━━━━━ Listed entries

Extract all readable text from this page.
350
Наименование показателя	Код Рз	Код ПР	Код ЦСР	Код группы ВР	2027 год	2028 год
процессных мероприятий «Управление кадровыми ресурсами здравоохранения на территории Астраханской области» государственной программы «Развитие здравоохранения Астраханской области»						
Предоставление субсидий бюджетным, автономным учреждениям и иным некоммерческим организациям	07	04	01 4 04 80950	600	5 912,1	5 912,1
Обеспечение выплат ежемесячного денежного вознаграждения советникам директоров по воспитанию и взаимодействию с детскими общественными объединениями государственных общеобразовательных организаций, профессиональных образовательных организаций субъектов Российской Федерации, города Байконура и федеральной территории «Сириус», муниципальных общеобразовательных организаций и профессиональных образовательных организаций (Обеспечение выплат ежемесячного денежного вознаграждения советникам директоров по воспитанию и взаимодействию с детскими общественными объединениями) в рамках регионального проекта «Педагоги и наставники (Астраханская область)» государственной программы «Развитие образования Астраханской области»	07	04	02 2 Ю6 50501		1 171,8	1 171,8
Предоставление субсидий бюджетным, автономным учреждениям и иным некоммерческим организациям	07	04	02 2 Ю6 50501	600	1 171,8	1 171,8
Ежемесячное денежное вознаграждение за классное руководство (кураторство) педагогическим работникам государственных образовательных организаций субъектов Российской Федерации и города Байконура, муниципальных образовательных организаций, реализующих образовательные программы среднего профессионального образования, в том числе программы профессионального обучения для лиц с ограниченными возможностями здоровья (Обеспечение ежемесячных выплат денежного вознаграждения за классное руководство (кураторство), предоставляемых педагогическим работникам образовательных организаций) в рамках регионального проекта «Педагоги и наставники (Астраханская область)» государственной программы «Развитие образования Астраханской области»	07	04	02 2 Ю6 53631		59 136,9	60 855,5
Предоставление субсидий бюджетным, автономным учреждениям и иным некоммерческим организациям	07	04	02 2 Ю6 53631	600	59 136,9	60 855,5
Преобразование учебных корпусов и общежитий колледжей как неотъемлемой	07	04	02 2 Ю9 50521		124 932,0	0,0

━━━━━━━━━━

■ **Written problem**
Every record should be given again exactly.

■ **Answer to this exercise**
Extract all readable text from this page.
350
Наименование показателя	Код Рз	Код ПР	Код ЦСР	Код группы ВР	2027 год	2028 год
процессных мероприятий «Управление кадровыми ресурсами здравоохранения на территории Астраханской области» государственной программы «Развитие здравоохранения Астраханской области»						
Предоставление субсидий бюджетным, автономным учреждениям и иным некоммерческим организациям	07	04	01 4 04 80950	600	5 912,1	5 912,1
Обеспечение выплат ежемесячного денежного вознаграждения советникам директоров по воспитанию и взаимодействию с детскими общественными объединениями государственных общеобразовательных организаций, профессиональных образовательных организаций субъектов Российской Федерации, города Байконура и федеральной территории «Сириус», муниципальных общеобразовательных организаций и профессиональных образовательных организаций (Обеспечение выплат ежемесячного денежного вознаграждения советникам директоров по воспитанию и взаимодействию с детскими общественными объединениями) в рамках регионального проекта «Педагоги и наставники (Астраханская область)» государственной программы «Развитие образования Астраханской области»	07	04	02 2 Ю6 50501		1 171,8	1 171,8
Предоставление субсидий бюджетным, автономным учреждениям и иным некоммерческим организациям	07	04	02 2 Ю6 50501	600	1 171,8	1 171,8
Ежемесячное денежное вознаграждение за классное руководство (кураторство) педагогическим работникам государственных образовательных организаций субъектов Российской Федерации и города Байконура, муниципальных образовательных организаций, реализующих образовательные программы среднего профессионального образования, в том числе программы профессионального обучения для лиц с ограниченными возможностями здоровья (Обеспечение ежемесячных выплат денежного вознаграждения за классное руководство (кураторство), предоставляемых педагогическим работникам образовательных организаций) в рамках регионального проекта «Педагоги и наставники (Астраханская область)» государственной программы «Развитие образования Астраханской области»	07	04	02 2 Ю6 53631		59 136,9	60 855,5
Предоставление субсидий бюджетным, автономным учреждениям и иным некоммерческим организациям	07	04	02 2 Ю6 53631	600	59 136,9	60 855,5
Преобразование учебных корпусов и общежитий колледжей как неотъемлемой	07	04	02 2 Ю9 50521		124 932,0	0,0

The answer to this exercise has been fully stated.